§ PROBLEM DESCRIPTION: Only those lines running from the line that contains "Transcribe the text in this document." through the end of the material are to be written out, each exactly as shown.

——

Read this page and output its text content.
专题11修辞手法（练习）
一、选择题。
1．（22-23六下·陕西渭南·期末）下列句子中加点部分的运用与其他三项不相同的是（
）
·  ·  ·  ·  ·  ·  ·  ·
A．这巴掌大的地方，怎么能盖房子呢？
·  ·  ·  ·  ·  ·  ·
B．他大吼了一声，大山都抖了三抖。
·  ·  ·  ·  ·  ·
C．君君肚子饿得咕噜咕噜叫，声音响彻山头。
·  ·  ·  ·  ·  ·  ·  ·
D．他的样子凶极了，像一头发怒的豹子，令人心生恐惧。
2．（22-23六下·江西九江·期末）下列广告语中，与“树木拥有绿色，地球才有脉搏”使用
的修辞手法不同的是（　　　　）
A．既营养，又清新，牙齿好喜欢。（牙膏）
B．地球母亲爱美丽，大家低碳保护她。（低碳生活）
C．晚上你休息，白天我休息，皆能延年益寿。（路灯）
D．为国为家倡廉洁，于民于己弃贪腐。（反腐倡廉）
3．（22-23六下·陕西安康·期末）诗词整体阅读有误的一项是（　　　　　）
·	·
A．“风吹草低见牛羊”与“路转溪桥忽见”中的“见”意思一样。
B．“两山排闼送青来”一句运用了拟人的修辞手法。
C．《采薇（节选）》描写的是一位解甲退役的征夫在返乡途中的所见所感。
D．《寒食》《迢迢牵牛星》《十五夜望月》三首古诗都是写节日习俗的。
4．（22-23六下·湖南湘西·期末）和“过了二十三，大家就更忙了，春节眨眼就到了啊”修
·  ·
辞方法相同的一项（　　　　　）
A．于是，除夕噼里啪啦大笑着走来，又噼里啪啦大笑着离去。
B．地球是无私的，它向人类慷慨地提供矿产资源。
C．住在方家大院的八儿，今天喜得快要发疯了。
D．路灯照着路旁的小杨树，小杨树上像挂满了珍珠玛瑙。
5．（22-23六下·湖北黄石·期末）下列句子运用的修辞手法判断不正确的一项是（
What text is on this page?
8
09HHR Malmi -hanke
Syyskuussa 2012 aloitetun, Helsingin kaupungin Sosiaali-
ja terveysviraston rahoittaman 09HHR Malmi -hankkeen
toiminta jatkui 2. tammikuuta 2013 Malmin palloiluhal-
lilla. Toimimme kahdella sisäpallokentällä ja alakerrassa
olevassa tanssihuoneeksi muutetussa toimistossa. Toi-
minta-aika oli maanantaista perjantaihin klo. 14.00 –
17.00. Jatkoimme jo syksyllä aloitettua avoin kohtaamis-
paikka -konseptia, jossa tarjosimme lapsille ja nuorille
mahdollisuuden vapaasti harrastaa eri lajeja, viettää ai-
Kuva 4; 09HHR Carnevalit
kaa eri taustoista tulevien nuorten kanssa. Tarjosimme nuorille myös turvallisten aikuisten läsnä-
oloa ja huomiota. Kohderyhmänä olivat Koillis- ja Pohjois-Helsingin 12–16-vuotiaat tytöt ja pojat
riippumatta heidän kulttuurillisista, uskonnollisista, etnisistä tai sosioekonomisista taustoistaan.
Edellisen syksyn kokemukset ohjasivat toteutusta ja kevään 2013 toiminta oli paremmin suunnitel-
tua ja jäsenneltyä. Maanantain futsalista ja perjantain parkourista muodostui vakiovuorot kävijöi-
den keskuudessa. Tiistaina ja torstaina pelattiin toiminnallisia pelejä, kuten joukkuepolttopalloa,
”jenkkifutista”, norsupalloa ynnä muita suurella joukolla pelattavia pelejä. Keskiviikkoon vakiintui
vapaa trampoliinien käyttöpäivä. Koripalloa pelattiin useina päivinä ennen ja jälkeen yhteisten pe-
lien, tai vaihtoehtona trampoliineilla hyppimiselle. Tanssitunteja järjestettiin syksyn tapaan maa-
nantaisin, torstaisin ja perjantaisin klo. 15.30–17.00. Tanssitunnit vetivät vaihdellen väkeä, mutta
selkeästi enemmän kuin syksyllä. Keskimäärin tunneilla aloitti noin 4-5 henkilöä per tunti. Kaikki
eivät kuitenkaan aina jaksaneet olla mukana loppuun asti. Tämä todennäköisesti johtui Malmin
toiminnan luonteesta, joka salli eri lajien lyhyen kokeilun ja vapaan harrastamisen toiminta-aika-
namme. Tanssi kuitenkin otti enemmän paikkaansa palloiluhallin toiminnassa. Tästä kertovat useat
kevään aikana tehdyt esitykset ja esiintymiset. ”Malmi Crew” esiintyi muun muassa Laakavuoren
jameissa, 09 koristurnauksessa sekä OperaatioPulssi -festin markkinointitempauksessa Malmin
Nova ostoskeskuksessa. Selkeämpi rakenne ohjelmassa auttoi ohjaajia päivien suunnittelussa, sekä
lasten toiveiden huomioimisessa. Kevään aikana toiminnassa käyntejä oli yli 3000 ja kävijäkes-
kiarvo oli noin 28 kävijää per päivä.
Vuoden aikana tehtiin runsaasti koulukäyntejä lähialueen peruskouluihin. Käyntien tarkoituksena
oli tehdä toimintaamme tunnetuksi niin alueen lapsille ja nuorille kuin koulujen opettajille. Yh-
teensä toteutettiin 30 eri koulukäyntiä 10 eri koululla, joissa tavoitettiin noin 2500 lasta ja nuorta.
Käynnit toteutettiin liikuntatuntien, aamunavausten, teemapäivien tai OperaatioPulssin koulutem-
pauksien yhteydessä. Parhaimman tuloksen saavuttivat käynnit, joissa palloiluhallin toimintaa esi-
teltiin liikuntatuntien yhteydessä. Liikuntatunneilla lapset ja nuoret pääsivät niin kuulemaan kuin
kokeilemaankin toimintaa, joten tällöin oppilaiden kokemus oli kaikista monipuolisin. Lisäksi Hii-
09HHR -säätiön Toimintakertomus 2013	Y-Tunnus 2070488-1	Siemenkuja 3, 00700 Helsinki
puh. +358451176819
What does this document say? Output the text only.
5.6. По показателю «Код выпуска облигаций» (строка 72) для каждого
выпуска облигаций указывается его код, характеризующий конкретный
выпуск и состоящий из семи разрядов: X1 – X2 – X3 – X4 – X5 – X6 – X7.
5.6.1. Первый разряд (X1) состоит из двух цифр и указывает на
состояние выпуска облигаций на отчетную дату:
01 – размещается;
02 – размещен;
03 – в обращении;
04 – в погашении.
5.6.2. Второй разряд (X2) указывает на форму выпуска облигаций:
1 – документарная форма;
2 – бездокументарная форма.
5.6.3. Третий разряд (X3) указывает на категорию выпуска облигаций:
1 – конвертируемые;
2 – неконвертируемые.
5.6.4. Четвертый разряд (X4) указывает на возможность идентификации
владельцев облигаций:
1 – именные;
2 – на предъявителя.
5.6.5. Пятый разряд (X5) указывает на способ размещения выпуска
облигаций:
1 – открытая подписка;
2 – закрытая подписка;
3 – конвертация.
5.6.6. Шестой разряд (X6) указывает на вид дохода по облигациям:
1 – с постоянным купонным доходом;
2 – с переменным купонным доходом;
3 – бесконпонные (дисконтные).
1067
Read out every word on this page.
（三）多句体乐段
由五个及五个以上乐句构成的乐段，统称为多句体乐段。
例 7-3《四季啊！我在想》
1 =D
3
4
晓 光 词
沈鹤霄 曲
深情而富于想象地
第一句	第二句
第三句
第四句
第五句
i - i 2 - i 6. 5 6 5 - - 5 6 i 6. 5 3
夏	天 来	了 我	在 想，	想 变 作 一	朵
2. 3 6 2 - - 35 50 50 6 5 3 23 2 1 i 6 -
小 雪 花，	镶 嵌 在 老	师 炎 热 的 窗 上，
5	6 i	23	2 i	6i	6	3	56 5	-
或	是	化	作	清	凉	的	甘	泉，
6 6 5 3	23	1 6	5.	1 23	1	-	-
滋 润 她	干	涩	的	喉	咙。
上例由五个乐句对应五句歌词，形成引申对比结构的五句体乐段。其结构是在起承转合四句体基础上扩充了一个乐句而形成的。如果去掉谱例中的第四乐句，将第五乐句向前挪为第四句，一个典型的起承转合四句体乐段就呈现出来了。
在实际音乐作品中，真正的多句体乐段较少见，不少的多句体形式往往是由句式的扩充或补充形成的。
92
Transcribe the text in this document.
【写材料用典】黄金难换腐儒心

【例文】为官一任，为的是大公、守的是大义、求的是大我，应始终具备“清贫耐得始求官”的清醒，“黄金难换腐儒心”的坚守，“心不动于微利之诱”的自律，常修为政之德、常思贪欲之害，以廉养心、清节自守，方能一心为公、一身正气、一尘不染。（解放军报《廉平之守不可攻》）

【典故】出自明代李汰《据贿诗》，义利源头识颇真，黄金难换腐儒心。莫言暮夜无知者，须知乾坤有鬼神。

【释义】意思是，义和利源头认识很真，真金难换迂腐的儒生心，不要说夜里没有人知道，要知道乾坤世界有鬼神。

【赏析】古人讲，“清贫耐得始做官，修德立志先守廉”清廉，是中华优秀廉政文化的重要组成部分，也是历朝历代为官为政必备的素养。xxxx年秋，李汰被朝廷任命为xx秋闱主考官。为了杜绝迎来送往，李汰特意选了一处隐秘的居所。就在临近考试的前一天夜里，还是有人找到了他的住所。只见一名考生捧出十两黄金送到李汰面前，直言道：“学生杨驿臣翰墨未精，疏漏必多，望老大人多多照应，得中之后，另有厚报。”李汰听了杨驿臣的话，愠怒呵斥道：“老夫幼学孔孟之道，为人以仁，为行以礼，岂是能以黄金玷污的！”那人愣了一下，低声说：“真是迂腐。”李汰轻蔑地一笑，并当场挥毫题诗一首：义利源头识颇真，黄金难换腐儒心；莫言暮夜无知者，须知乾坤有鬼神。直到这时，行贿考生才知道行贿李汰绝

——

§ COMPLETE RESPONSE:
Transcribe the text in this document.
【写材料用典】黄金难换腐儒心

【例文】为官一任，为的是大公、守的是大义、求的是大我，应始终具备“清贫耐得始求官”的清醒，“黄金难换腐儒心”的坚守，“心不动于微利之诱”的自律，常修为政之德、常思贪欲之害，以廉养心、清节自守，方能一心为公、一身正气、一尘不染。（解放军报《廉平之守不可攻》）

【典故】出自明代李汰《据贿诗》，义利源头识颇真，黄金难换腐儒心。莫言暮夜无知者，须知乾坤有鬼神。

【释义】意思是，义和利源头认识很真，真金难换迂腐的儒生心，不要说夜里没有人知道，要知道乾坤世界有鬼神。

【赏析】古人讲，“清贫耐得始做官，修德立志先守廉”清廉，是中华优秀廉政文化的重要组成部分，也是历朝历代为官为政必备的素养。xxxx年秋，李汰被朝廷任命为xx秋闱主考官。为了杜绝迎来送往，李汰特意选了一处隐秘的居所。就在临近考试的前一天夜里，还是有人找到了他的住所。只见一名考生捧出十两黄金送到李汰面前，直言道：“学生杨驿臣翰墨未精，疏漏必多，望老大人多多照应，得中之后，另有厚报。”李汰听了杨驿臣的话，愠怒呵斥道：“老夫幼学孔孟之道，为人以仁，为行以礼，岂是能以黄金玷污的！”那人愣了一下，低声说：“真是迂腐。”李汰轻蔑地一笑，并当场挥毫题诗一首：义利源头识颇真，黄金难换腐儒心；莫言暮夜无知者，须知乾坤有鬼神。直到这时，行贿考生才知道行贿李汰绝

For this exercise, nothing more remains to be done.